_Source records_

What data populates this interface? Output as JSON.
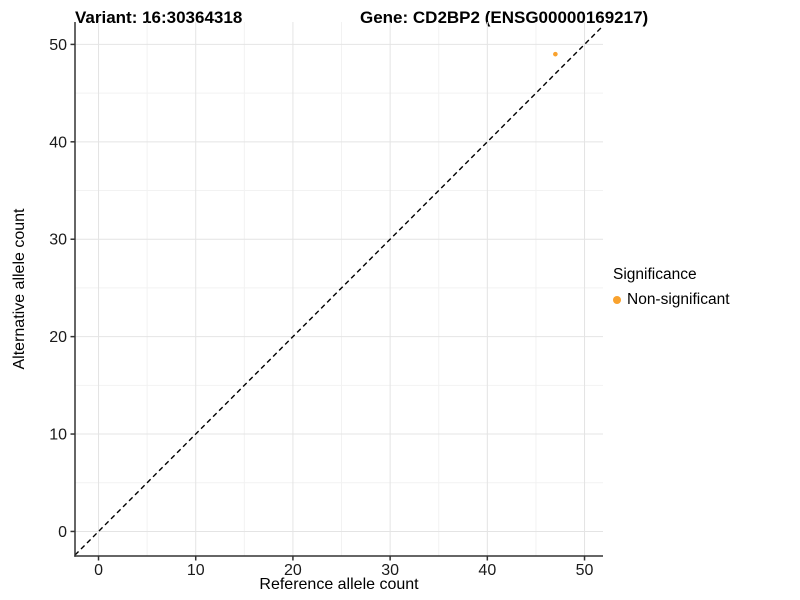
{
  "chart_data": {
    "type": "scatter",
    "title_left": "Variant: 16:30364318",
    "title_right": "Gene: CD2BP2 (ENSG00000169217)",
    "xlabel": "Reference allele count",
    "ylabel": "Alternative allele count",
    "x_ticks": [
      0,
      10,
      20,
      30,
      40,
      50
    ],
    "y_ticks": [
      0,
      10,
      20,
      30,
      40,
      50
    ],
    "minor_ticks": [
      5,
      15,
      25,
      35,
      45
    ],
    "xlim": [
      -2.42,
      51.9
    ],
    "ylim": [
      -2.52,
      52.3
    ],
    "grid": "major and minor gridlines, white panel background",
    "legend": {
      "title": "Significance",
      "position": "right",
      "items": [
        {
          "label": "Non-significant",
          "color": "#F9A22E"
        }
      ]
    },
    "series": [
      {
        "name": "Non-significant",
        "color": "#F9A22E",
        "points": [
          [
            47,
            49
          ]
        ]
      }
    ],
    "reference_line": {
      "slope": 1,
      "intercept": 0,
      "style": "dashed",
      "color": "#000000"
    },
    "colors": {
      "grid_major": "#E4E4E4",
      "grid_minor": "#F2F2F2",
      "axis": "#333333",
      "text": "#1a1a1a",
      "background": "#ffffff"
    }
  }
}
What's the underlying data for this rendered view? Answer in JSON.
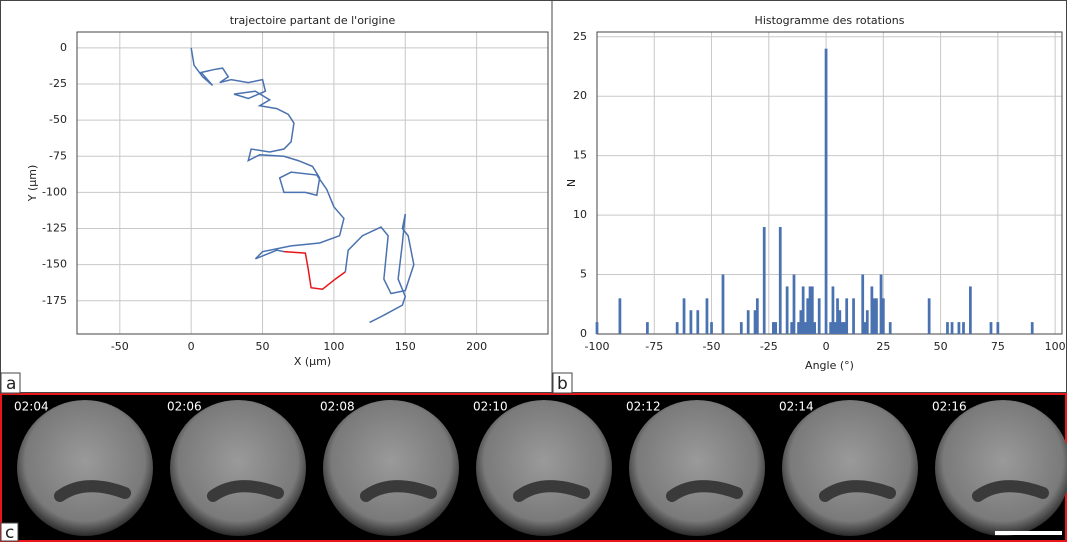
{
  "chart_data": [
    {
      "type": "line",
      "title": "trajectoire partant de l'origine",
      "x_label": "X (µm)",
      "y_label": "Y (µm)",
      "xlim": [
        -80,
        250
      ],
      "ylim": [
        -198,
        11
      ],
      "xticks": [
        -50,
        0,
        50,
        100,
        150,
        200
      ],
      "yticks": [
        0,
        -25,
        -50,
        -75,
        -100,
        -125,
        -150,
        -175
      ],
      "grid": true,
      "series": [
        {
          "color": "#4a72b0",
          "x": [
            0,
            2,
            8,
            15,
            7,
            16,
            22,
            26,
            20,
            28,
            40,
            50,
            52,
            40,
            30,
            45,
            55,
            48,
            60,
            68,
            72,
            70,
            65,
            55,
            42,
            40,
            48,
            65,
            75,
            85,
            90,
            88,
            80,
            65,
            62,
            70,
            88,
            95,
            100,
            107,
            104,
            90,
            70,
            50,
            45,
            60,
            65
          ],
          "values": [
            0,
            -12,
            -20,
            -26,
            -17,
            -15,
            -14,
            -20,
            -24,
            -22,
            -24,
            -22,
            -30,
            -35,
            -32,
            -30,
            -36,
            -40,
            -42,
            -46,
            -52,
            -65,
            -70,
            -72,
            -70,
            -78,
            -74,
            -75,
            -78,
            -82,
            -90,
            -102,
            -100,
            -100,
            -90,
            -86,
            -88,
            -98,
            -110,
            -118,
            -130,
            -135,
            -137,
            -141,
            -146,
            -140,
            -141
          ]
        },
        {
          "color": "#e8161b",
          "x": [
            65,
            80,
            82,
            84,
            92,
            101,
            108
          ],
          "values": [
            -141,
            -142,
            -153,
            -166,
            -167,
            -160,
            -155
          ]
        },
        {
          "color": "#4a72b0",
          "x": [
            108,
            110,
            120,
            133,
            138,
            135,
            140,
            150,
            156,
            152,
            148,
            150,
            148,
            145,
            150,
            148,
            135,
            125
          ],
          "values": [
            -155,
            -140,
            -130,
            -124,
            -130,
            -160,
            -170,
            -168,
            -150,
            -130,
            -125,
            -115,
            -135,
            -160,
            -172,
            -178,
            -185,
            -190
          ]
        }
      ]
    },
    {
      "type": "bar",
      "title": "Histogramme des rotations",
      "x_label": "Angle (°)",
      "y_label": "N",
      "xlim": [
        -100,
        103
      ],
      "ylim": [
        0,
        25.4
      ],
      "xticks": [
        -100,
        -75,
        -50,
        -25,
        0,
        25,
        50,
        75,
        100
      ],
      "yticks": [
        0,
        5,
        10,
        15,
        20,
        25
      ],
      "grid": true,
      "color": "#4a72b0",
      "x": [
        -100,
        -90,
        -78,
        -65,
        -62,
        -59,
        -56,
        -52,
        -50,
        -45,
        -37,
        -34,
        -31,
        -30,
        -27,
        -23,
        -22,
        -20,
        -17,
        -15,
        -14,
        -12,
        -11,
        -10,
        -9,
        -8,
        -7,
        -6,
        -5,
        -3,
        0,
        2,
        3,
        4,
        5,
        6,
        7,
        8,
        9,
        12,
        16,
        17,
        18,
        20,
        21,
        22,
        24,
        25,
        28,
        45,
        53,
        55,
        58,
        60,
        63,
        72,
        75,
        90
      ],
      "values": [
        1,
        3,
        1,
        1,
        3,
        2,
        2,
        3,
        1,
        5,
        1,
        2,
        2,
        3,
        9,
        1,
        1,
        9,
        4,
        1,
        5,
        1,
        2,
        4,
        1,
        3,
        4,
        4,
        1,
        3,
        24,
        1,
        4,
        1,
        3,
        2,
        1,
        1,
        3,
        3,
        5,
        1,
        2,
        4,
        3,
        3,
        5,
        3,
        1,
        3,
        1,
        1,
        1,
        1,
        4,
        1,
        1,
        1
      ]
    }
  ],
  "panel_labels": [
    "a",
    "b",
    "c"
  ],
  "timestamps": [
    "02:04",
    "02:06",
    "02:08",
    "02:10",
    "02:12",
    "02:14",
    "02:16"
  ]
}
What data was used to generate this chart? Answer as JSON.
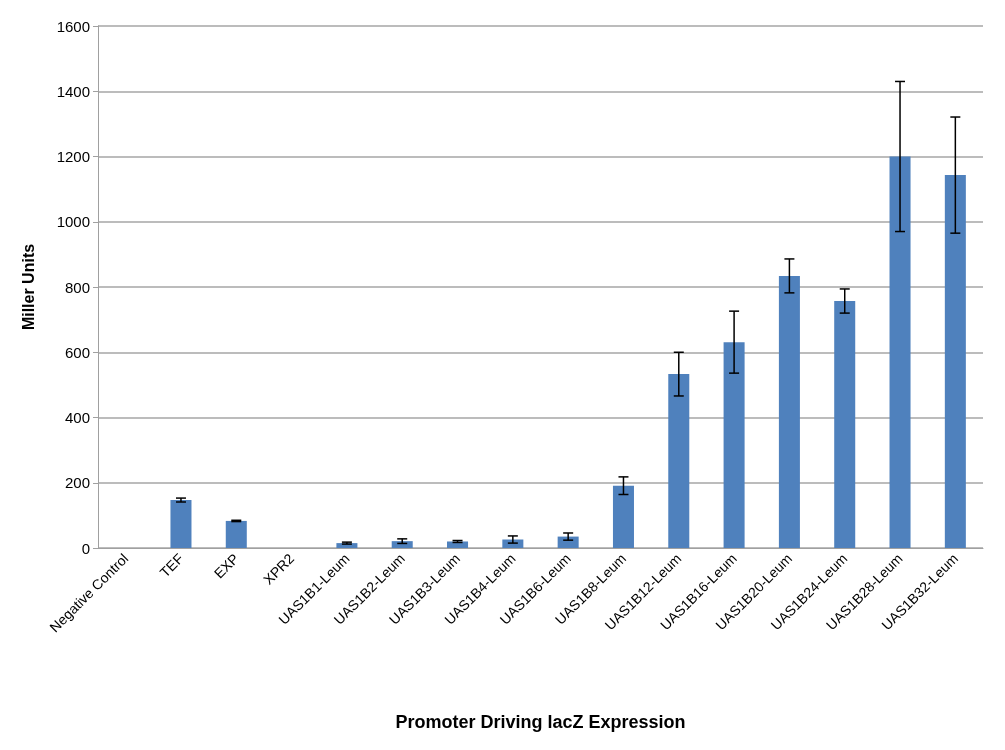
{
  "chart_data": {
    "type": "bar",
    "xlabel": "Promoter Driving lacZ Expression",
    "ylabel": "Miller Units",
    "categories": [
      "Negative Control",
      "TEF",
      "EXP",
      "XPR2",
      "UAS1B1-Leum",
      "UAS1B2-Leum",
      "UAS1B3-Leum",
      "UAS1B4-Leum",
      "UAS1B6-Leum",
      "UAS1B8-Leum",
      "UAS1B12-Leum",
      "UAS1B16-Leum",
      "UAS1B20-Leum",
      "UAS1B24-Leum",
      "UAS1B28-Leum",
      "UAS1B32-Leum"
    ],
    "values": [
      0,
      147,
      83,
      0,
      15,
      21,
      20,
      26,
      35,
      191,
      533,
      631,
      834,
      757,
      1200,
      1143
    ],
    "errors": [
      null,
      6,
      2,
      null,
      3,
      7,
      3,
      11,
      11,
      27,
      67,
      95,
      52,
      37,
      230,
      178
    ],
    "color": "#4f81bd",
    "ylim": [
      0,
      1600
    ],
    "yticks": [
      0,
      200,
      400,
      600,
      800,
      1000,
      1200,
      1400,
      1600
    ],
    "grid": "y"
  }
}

_What you need to do_
Identify which lines contain the word "JSON" and copy each one.

_Exercise result_
What data populates this interface? Output as JSON.
What's the underlying data for this rendered view? Answer in JSON.
What data was used to generate this chart? Answer as JSON.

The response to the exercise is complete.